§ **Aim of the task**: The data below is to be returned in full and exactly.

§ **Data for this exercise**:
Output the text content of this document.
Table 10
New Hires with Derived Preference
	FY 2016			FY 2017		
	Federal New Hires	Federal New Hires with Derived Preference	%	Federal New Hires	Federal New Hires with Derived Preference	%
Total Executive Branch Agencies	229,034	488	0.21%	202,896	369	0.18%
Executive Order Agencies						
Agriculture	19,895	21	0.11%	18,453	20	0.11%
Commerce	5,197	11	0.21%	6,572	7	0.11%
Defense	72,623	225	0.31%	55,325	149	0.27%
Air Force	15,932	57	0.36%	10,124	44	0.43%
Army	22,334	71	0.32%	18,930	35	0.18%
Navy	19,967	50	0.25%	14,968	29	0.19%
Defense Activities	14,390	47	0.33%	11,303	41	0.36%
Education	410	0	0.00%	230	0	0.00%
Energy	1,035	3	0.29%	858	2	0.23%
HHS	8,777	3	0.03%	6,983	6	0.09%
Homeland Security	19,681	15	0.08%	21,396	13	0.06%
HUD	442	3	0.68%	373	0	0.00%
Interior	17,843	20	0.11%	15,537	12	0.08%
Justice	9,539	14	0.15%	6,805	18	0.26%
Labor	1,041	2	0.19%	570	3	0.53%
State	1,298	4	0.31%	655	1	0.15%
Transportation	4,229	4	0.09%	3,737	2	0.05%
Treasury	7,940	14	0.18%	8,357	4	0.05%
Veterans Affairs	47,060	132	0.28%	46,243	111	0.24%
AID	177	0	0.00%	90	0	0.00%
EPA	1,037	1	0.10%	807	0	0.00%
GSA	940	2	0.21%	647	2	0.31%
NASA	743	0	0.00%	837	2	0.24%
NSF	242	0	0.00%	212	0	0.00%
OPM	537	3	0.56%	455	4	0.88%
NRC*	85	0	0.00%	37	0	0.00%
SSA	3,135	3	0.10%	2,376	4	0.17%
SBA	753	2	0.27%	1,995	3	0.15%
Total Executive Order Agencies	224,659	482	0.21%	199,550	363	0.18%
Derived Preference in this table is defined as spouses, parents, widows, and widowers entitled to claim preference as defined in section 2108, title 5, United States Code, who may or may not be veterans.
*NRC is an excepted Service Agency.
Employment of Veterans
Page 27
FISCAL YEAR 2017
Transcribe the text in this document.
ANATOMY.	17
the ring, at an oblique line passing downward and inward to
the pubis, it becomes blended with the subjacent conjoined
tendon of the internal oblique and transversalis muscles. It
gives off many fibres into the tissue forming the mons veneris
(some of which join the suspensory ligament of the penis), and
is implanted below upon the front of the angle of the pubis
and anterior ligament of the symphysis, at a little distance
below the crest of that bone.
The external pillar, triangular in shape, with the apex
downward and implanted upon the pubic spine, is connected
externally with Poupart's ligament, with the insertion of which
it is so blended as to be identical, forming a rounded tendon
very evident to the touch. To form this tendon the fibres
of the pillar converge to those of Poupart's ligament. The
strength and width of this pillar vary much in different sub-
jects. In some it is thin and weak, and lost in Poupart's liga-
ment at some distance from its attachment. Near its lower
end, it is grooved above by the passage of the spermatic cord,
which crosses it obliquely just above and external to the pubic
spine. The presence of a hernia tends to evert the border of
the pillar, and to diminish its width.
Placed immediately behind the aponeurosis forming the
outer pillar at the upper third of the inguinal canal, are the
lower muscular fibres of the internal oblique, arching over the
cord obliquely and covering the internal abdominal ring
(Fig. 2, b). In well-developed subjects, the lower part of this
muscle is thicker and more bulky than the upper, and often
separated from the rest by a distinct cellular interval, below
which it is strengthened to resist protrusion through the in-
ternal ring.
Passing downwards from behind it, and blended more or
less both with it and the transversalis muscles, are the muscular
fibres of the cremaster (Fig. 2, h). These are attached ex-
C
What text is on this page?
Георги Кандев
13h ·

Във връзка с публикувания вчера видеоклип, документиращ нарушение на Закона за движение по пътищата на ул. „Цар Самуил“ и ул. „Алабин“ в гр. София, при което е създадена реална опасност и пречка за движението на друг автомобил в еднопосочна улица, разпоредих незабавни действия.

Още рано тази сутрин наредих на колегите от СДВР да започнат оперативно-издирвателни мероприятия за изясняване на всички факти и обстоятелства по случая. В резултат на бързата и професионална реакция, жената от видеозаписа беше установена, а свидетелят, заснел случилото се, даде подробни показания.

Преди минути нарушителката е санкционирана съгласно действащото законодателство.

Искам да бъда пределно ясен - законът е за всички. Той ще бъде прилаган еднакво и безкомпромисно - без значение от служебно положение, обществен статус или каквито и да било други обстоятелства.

§ **Task answer**:
Output the text content of this document.
Table 10
New Hires with Derived Preference
	FY 2016			FY 2017		
	Federal New Hires	Federal New Hires with Derived Preference	%	Federal New Hires	Federal New Hires with Derived Preference	%
Total Executive Branch Agencies	229,034	488	0.21%	202,896	369	0.18%
Executive Order Agencies						
Agriculture	19,895	21	0.11%	18,453	20	0.11%
Commerce	5,197	11	0.21%	6,572	7	0.11%
Defense	72,623	225	0.31%	55,325	149	0.27%
Air Force	15,932	57	0.36%	10,124	44	0.43%
Army	22,334	71	0.32%	18,930	35	0.18%
Navy	19,967	50	0.25%	14,968	29	0.19%
Defense Activities	14,390	47	0.33%	11,303	41	0.36%
Education	410	0	0.00%	230	0	0.00%
Energy	1,035	3	0.29%	858	2	0.23%
HHS	8,777	3	0.03%	6,983	6	0.09%
Homeland Security	19,681	15	0.08%	21,396	13	0.06%
HUD	442	3	0.68%	373	0	0.00%
Interior	17,843	20	0.11%	15,537	12	0.08%
Justice	9,539	14	0.15%	6,805	18	0.26%
Labor	1,041	2	0.19%	570	3	0.53%
State	1,298	4	0.31%	655	1	0.15%
Transportation	4,229	4	0.09%	3,737	2	0.05%
Treasury	7,940	14	0.18%	8,357	4	0.05%
Veterans Affairs	47,060	132	0.28%	46,243	111	0.24%
AID	177	0	0.00%	90	0	0.00%
EPA	1,037	1	0.10%	807	0	0.00%
GSA	940	2	0.21%	647	2	0.31%
NASA	743	0	0.00%	837	2	0.24%
NSF	242	0	0.00%	212	0	0.00%
OPM	537	3	0.56%	455	4	0.88%
NRC*	85	0	0.00%	37	0	0.00%
SSA	3,135	3	0.10%	2,376	4	0.17%
SBA	753	2	0.27%	1,995	3	0.15%
Total Executive Order Agencies	224,659	482	0.21%	199,550	363	0.18%
Derived Preference in this table is defined as spouses, parents, widows, and widowers entitled to claim preference as defined in section 2108, title 5, United States Code, who may or may not be veterans.
*NRC is an excepted Service Agency.
Employment of Veterans
Page 27
FISCAL YEAR 2017
Transcribe the text in this document.
ANATOMY.	17
the ring, at an oblique line passing downward and inward to
the pubis, it becomes blended with the subjacent conjoined
tendon of the internal oblique and transversalis muscles. It
gives off many fibres into the tissue forming the mons veneris
(some of which join the suspensory ligament of the penis), and
is implanted below upon the front of the angle of the pubis
and anterior ligament of the symphysis, at a little distance
below the crest of that bone.
The external pillar, triangular in shape, with the apex
downward and implanted upon the pubic spine, is connected
externally with Poupart's ligament, with the insertion of which
it is so blended as to be identical, forming a rounded tendon
very evident to the touch. To form this tendon the fibres
of the pillar converge to those of Poupart's ligament. The
strength and width of this pillar vary much in different sub-
jects. In some it is thin and weak, and lost in Poupart's liga-
ment at some distance from its attachment. Near its lower
end, it is grooved above by the passage of the spermatic cord,
which crosses it obliquely just above and external to the pubic
spine. The presence of a hernia tends to evert the border of
the pillar, and to diminish its width.
Placed immediately behind the aponeurosis forming the
outer pillar at the upper third of the inguinal canal, are the
lower muscular fibres of the internal oblique, arching over the
cord obliquely and covering the internal abdominal ring
(Fig. 2, b). In well-developed subjects, the lower part of this
muscle is thicker and more bulky than the upper, and often
separated from the rest by a distinct cellular interval, below
which it is strengthened to resist protrusion through the in-
ternal ring.
Passing downwards from behind it, and blended more or
less both with it and the transversalis muscles, are the muscular
fibres of the cremaster (Fig. 2, h). These are attached ex-
C
What text is on this page?
Георги Кандев
13h ·

Във връзка с публикувания вчера видеоклип, документиращ нарушение на Закона за движение по пътищата на ул. „Цар Самуил“ и ул. „Алабин“ в гр. София, при което е създадена реална опасност и пречка за движението на друг автомобил в еднопосочна улица, разпоредих незабавни действия.

Още рано тази сутрин наредих на колегите от СДВР да започнат оперативно-издирвателни мероприятия за изясняване на всички факти и обстоятелства по случая. В резултат на бързата и професионална реакция, жената от видеозаписа беше установена, а свидетелят, заснел случилото се, даде подробни показания.

Преди минути нарушителката е санкционирана съгласно действащото законодателство.

Искам да бъда пределно ясен - законът е за всички. Той ще бъде прилаган еднакво и безкомпромисно - без значение от служебно положение, обществен статус или каквито и да било други обстоятелства.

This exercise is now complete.